• GOAL
Send each entry back exactly as given, pictures excluded.

[Start]

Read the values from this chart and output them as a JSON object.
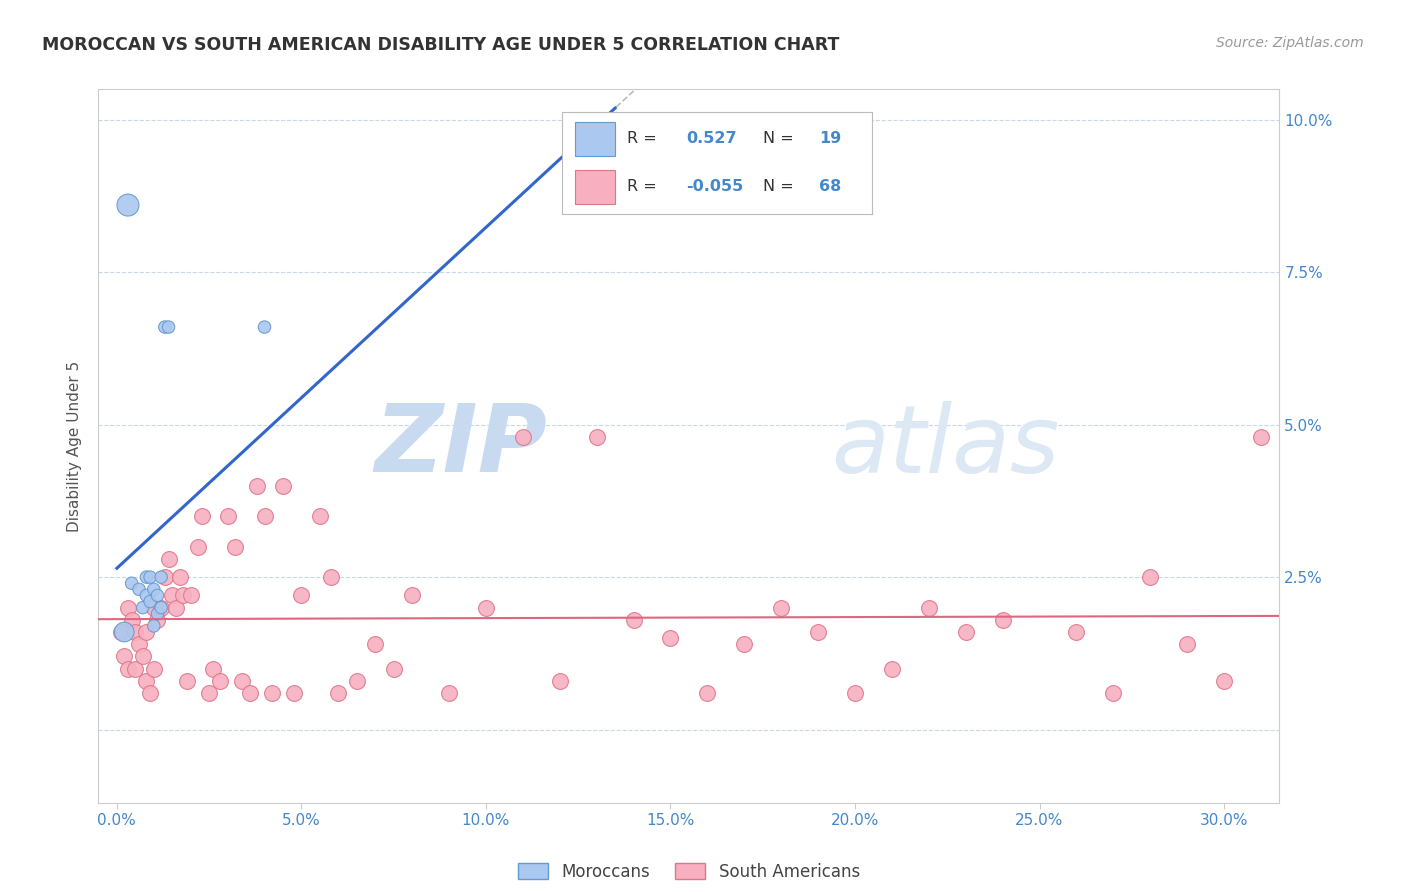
{
  "title": "MOROCCAN VS SOUTH AMERICAN DISABILITY AGE UNDER 5 CORRELATION CHART",
  "source": "Source: ZipAtlas.com",
  "ylabel": "Disability Age Under 5",
  "xlabel_ticks": [
    "0.0%",
    "5.0%",
    "10.0%",
    "15.0%",
    "20.0%",
    "25.0%",
    "30.0%"
  ],
  "xlabel_vals": [
    0.0,
    0.05,
    0.1,
    0.15,
    0.2,
    0.25,
    0.3
  ],
  "ylabel_ticks_right": [
    "10.0%",
    "7.5%",
    "5.0%",
    "2.5%",
    ""
  ],
  "ylabel_vals": [
    0.0,
    0.025,
    0.05,
    0.075,
    0.1
  ],
  "xlim": [
    -0.005,
    0.315
  ],
  "ylim": [
    -0.012,
    0.105
  ],
  "moroccan_R": 0.527,
  "moroccan_N": 19,
  "sa_R": -0.055,
  "sa_N": 68,
  "moroccan_color": "#aac8f0",
  "moroccan_edge": "#6699cc",
  "moroccan_line_color": "#3366cc",
  "sa_color": "#f8b0c0",
  "sa_edge": "#dd7788",
  "sa_line_color": "#dd6680",
  "watermark_zip_color": "#ccddf5",
  "watermark_atlas_color": "#dde8f8",
  "background_color": "#ffffff",
  "grid_color": "#c8d8e8",
  "title_color": "#333333",
  "source_color": "#999999",
  "tick_color": "#4488cc",
  "moroccan_x": [
    0.002,
    0.004,
    0.006,
    0.007,
    0.008,
    0.008,
    0.009,
    0.009,
    0.01,
    0.01,
    0.011,
    0.011,
    0.012,
    0.012,
    0.013,
    0.014,
    0.04,
    0.13,
    0.003
  ],
  "moroccan_y": [
    0.016,
    0.024,
    0.023,
    0.02,
    0.025,
    0.022,
    0.025,
    0.021,
    0.023,
    0.017,
    0.022,
    0.019,
    0.025,
    0.02,
    0.066,
    0.066,
    0.066,
    0.095,
    0.086
  ],
  "moroccan_sizes": [
    200,
    80,
    80,
    80,
    80,
    80,
    80,
    80,
    80,
    80,
    80,
    80,
    80,
    80,
    80,
    80,
    80,
    80,
    250
  ],
  "sa_x": [
    0.001,
    0.002,
    0.003,
    0.003,
    0.004,
    0.005,
    0.005,
    0.006,
    0.007,
    0.008,
    0.008,
    0.009,
    0.01,
    0.01,
    0.011,
    0.012,
    0.013,
    0.014,
    0.015,
    0.016,
    0.017,
    0.018,
    0.019,
    0.02,
    0.022,
    0.023,
    0.025,
    0.026,
    0.028,
    0.03,
    0.032,
    0.034,
    0.036,
    0.038,
    0.04,
    0.042,
    0.045,
    0.048,
    0.05,
    0.055,
    0.058,
    0.06,
    0.065,
    0.07,
    0.075,
    0.08,
    0.09,
    0.1,
    0.11,
    0.12,
    0.13,
    0.14,
    0.15,
    0.16,
    0.17,
    0.18,
    0.19,
    0.2,
    0.21,
    0.22,
    0.23,
    0.24,
    0.26,
    0.27,
    0.28,
    0.29,
    0.3,
    0.31
  ],
  "sa_y": [
    0.016,
    0.012,
    0.02,
    0.01,
    0.018,
    0.016,
    0.01,
    0.014,
    0.012,
    0.016,
    0.008,
    0.006,
    0.02,
    0.01,
    0.018,
    0.02,
    0.025,
    0.028,
    0.022,
    0.02,
    0.025,
    0.022,
    0.008,
    0.022,
    0.03,
    0.035,
    0.006,
    0.01,
    0.008,
    0.035,
    0.03,
    0.008,
    0.006,
    0.04,
    0.035,
    0.006,
    0.04,
    0.006,
    0.022,
    0.035,
    0.025,
    0.006,
    0.008,
    0.014,
    0.01,
    0.022,
    0.006,
    0.02,
    0.048,
    0.008,
    0.048,
    0.018,
    0.015,
    0.006,
    0.014,
    0.02,
    0.016,
    0.006,
    0.01,
    0.02,
    0.016,
    0.018,
    0.016,
    0.006,
    0.025,
    0.014,
    0.008,
    0.048
  ],
  "legend_moroccan_label": "R =   0.527   N = 19",
  "legend_sa_label": "R = -0.055   N = 68",
  "bottom_legend_moroccan": "Moroccans",
  "bottom_legend_sa": "South Americans"
}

[End]

• CORRECT RESULT
Read the values from this chart and output them as a JSON object.
{
  "title": "MOROCCAN VS SOUTH AMERICAN DISABILITY AGE UNDER 5 CORRELATION CHART",
  "source": "Source: ZipAtlas.com",
  "ylabel": "Disability Age Under 5",
  "xlabel_ticks": [
    "0.0%",
    "5.0%",
    "10.0%",
    "15.0%",
    "20.0%",
    "25.0%",
    "30.0%"
  ],
  "xlabel_vals": [
    0.0,
    0.05,
    0.1,
    0.15,
    0.2,
    0.25,
    0.3
  ],
  "ylabel_ticks_right": [
    "10.0%",
    "7.5%",
    "5.0%",
    "2.5%",
    ""
  ],
  "ylabel_vals": [
    0.0,
    0.025,
    0.05,
    0.075,
    0.1
  ],
  "xlim": [
    -0.005,
    0.315
  ],
  "ylim": [
    -0.012,
    0.105
  ],
  "moroccan_R": 0.527,
  "moroccan_N": 19,
  "sa_R": -0.055,
  "sa_N": 68,
  "moroccan_color": "#aac8f0",
  "moroccan_edge": "#6699cc",
  "moroccan_line_color": "#3366cc",
  "sa_color": "#f8b0c0",
  "sa_edge": "#dd7788",
  "sa_line_color": "#dd6680",
  "watermark_zip_color": "#ccddf5",
  "watermark_atlas_color": "#dde8f8",
  "background_color": "#ffffff",
  "grid_color": "#c8d8e8",
  "title_color": "#333333",
  "source_color": "#999999",
  "tick_color": "#4488cc",
  "moroccan_x": [
    0.002,
    0.004,
    0.006,
    0.007,
    0.008,
    0.008,
    0.009,
    0.009,
    0.01,
    0.01,
    0.011,
    0.011,
    0.012,
    0.012,
    0.013,
    0.014,
    0.04,
    0.13,
    0.003
  ],
  "moroccan_y": [
    0.016,
    0.024,
    0.023,
    0.02,
    0.025,
    0.022,
    0.025,
    0.021,
    0.023,
    0.017,
    0.022,
    0.019,
    0.025,
    0.02,
    0.066,
    0.066,
    0.066,
    0.095,
    0.086
  ],
  "moroccan_sizes": [
    200,
    80,
    80,
    80,
    80,
    80,
    80,
    80,
    80,
    80,
    80,
    80,
    80,
    80,
    80,
    80,
    80,
    80,
    250
  ],
  "sa_x": [
    0.001,
    0.002,
    0.003,
    0.003,
    0.004,
    0.005,
    0.005,
    0.006,
    0.007,
    0.008,
    0.008,
    0.009,
    0.01,
    0.01,
    0.011,
    0.012,
    0.013,
    0.014,
    0.015,
    0.016,
    0.017,
    0.018,
    0.019,
    0.02,
    0.022,
    0.023,
    0.025,
    0.026,
    0.028,
    0.03,
    0.032,
    0.034,
    0.036,
    0.038,
    0.04,
    0.042,
    0.045,
    0.048,
    0.05,
    0.055,
    0.058,
    0.06,
    0.065,
    0.07,
    0.075,
    0.08,
    0.09,
    0.1,
    0.11,
    0.12,
    0.13,
    0.14,
    0.15,
    0.16,
    0.17,
    0.18,
    0.19,
    0.2,
    0.21,
    0.22,
    0.23,
    0.24,
    0.26,
    0.27,
    0.28,
    0.29,
    0.3,
    0.31
  ],
  "sa_y": [
    0.016,
    0.012,
    0.02,
    0.01,
    0.018,
    0.016,
    0.01,
    0.014,
    0.012,
    0.016,
    0.008,
    0.006,
    0.02,
    0.01,
    0.018,
    0.02,
    0.025,
    0.028,
    0.022,
    0.02,
    0.025,
    0.022,
    0.008,
    0.022,
    0.03,
    0.035,
    0.006,
    0.01,
    0.008,
    0.035,
    0.03,
    0.008,
    0.006,
    0.04,
    0.035,
    0.006,
    0.04,
    0.006,
    0.022,
    0.035,
    0.025,
    0.006,
    0.008,
    0.014,
    0.01,
    0.022,
    0.006,
    0.02,
    0.048,
    0.008,
    0.048,
    0.018,
    0.015,
    0.006,
    0.014,
    0.02,
    0.016,
    0.006,
    0.01,
    0.02,
    0.016,
    0.018,
    0.016,
    0.006,
    0.025,
    0.014,
    0.008,
    0.048
  ],
  "legend_moroccan_label": "R =   0.527   N = 19",
  "legend_sa_label": "R = -0.055   N = 68",
  "bottom_legend_moroccan": "Moroccans",
  "bottom_legend_sa": "South Americans"
}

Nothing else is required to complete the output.